Requirements →
A. In the essay on voting rights and Article V, how many state legislatures must apply to Congress to call a constitutional convention?
B. List every proposal that the essay on voting rights and Article V gives as an example of what a convention might propose but state legislatures would not ratify.
C. Translate this sentence from the essay on voting rights and Article V into Spanish: "Both statutory pathways to voting rights protection are now closed."

Document passage →
=======

On April 29, 2026, the Supreme Court decided Louisiana v. Callais. Louisiana had been ordered by a federal court to draw a majority-Black congressional district. It drew one. The Court held the drawing unconstitutional and rewrote the Section 2 standard, raising the evidentiary burden for successful challenges and immunizing maps that satisfy a state’s stated partisan goals. As Justice Kagan wrote in dissent, the trap closes perfectly. States cannot draw majority-minority districts, and the mechanism that would require them to cannot be satisfied under the new standard.
Shelby County v. Holder (2013) removed Section 5 preclearance — the preventive mechanism. Callais has removed Section 2 enforcement — the remedial mechanism. Both statutory pathways to voting rights protection are now closed.
This is the third time. The republic tried to establish voting rights in the Fifteenth Amendment in 1870. The Supreme Court dismantled the enforcement mechanisms within thirty years. The republic tried again with the Voting Rights Act of 1965. The Supreme Court has dismantled those in two rounds, thirteen years apart. What statutes give, courts can take away — twice in the same century, specifically against voting rights, with the same result.
This is one failure, replicated across generations that have tried to correct it through ordinary channels. The question is what happens when the ordinary channels run out.
The answer is in Article V. It was deliberately put there.
Article V provides two routes for constitutional amendment. The route everyone knows runs through Congress: a two-thirds vote in both chambers, and three-fourths of the states ratifying. The route almost no one uses runs through the states: two-thirds of state legislatures — thirty-four — apply to Congress for a constitutional convention, which proposes amendments that must still be ratified by three-fourths of states — thirty-eight. Hamilton described this second route in Federalist 85 as “peremptory,” not optional, not discretionary, but obligatory when the states demand it. Madison designed it for the moment we are in: the institution most in need of change is the institution that controls the first route. A Congress whose members spend four to five hours a day on donor calls in a building across the street from the Capitol, which they are not allowed to use for fundraising, will not reform the campaign finance system that sustains them. An unaccountable Court cannot be appealed. The convention route bypasses both.
The objection that a convention could exceed its mandate, as the 1787 convention did, producing an entirely new constitution rather than revising the Articles, deserves a direct answer. I do not claim the risk is zero. What I claim is that in 1787, there was no existing ratification threshold attached to whatever the convention might produce. Today’s process requires thirty-eight state legislatures to approve any proposal. The “runaway convention” is a fear about what could be proposed. The 38-state threshold is the safeguard that determines what actually becomes law. Whatever a convention proposed — abolish the Second Amendment, install a parliamentary system, impose a balanced budget — would face ratification votes in state legislatures that would not approve it. Any amendment that clears thirty-eight states has achieved genuine supermajority consensus across the ideological range that ordinary legislation cannot reach. The 38-state threshold is not a technicality. It is the mechanism that makes constitutional modernization compatible with constitutional continuity.

=======

Entries shown →

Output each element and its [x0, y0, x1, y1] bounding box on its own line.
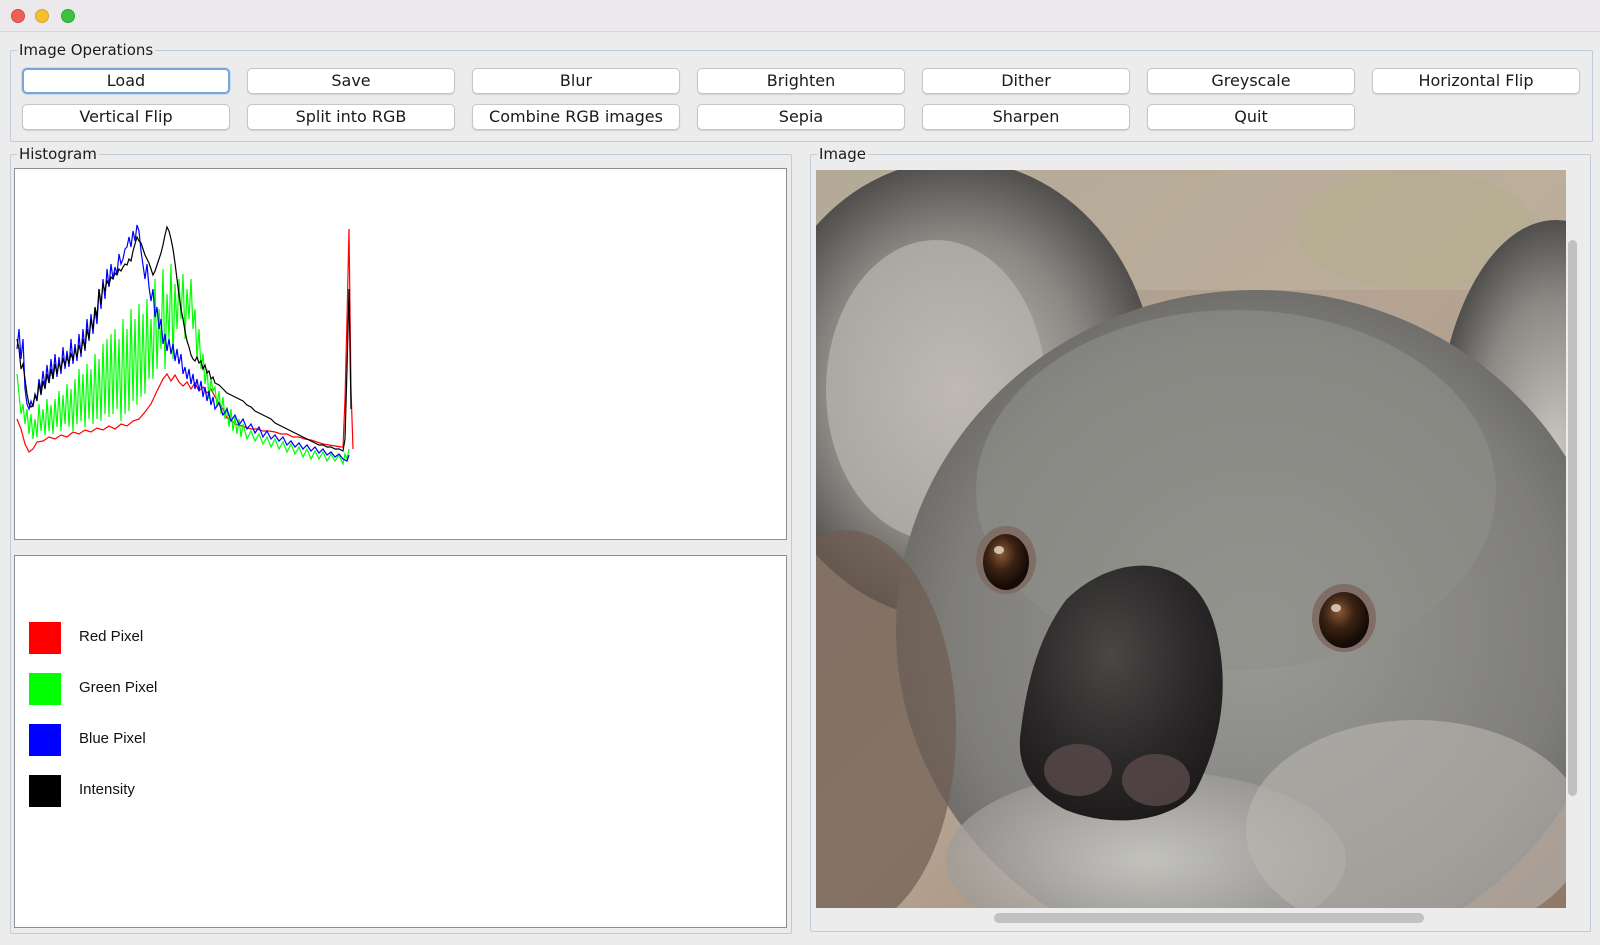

=======

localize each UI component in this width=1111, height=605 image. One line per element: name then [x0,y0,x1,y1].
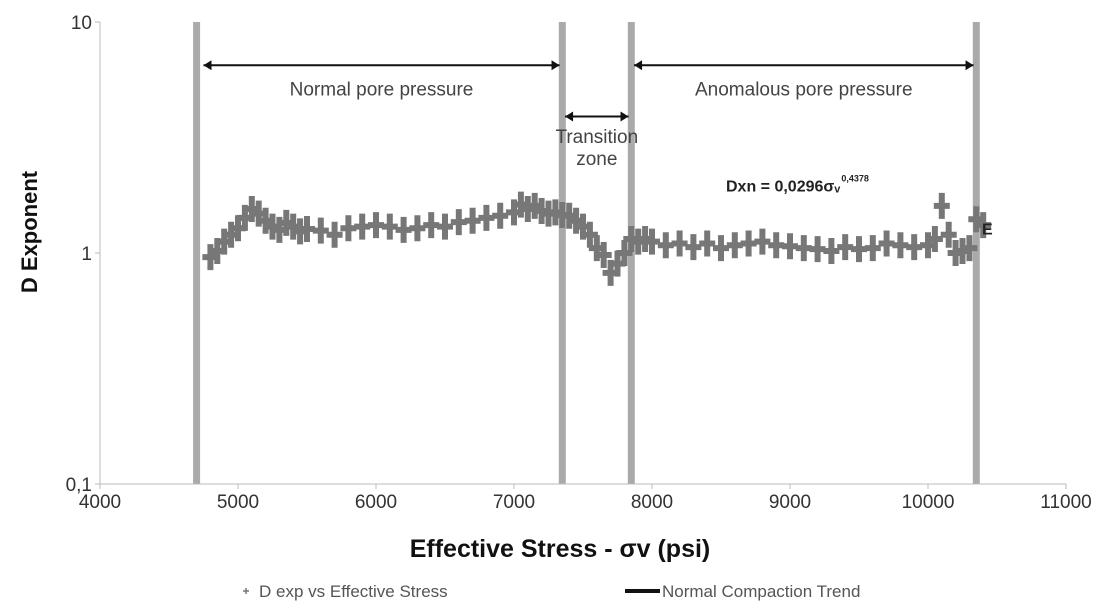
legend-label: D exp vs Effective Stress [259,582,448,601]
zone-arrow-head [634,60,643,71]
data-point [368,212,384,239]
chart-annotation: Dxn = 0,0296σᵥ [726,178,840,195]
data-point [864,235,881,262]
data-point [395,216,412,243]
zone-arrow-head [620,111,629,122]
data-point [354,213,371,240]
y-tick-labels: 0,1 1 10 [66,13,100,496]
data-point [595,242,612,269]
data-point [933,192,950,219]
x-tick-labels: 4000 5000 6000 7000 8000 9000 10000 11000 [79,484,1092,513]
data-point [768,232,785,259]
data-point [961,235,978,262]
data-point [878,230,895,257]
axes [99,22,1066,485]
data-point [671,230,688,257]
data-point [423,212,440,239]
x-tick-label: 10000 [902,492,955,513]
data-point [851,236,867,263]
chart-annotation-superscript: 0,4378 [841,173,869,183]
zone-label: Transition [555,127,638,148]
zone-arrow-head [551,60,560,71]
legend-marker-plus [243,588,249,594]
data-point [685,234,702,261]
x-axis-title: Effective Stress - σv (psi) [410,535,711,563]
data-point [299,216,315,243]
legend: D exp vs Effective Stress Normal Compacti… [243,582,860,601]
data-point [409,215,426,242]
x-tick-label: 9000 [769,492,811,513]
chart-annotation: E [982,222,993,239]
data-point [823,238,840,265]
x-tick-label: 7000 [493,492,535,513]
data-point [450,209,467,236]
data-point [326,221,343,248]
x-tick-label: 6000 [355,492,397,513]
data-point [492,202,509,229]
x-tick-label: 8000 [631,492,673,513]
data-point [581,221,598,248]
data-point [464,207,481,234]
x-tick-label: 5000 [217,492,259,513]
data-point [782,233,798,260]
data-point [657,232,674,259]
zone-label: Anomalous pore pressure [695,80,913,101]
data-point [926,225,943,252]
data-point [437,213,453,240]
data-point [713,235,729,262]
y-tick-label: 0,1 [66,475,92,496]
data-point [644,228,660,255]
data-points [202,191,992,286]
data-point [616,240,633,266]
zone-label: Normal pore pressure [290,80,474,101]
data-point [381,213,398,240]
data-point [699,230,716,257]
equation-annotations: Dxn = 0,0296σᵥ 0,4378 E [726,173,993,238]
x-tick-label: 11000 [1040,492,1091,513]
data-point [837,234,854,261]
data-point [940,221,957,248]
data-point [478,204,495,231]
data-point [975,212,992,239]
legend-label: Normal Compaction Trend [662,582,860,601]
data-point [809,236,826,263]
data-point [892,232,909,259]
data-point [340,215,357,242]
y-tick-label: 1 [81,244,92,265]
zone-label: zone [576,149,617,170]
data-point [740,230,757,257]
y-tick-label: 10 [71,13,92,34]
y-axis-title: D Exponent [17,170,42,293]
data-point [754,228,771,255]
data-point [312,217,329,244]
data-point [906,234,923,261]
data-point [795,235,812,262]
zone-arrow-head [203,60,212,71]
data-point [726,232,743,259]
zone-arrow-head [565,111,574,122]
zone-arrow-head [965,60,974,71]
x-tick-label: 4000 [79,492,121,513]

=======

Results by task →
A. Thirty-four, which is two-thirds of the state legislatures.

B.
- Abolish the Second Amendment
- Install a parliamentary system
- Impose a balanced budget

C. Ambas vías legislativas para la protección del derecho al voto están ahora cerradas.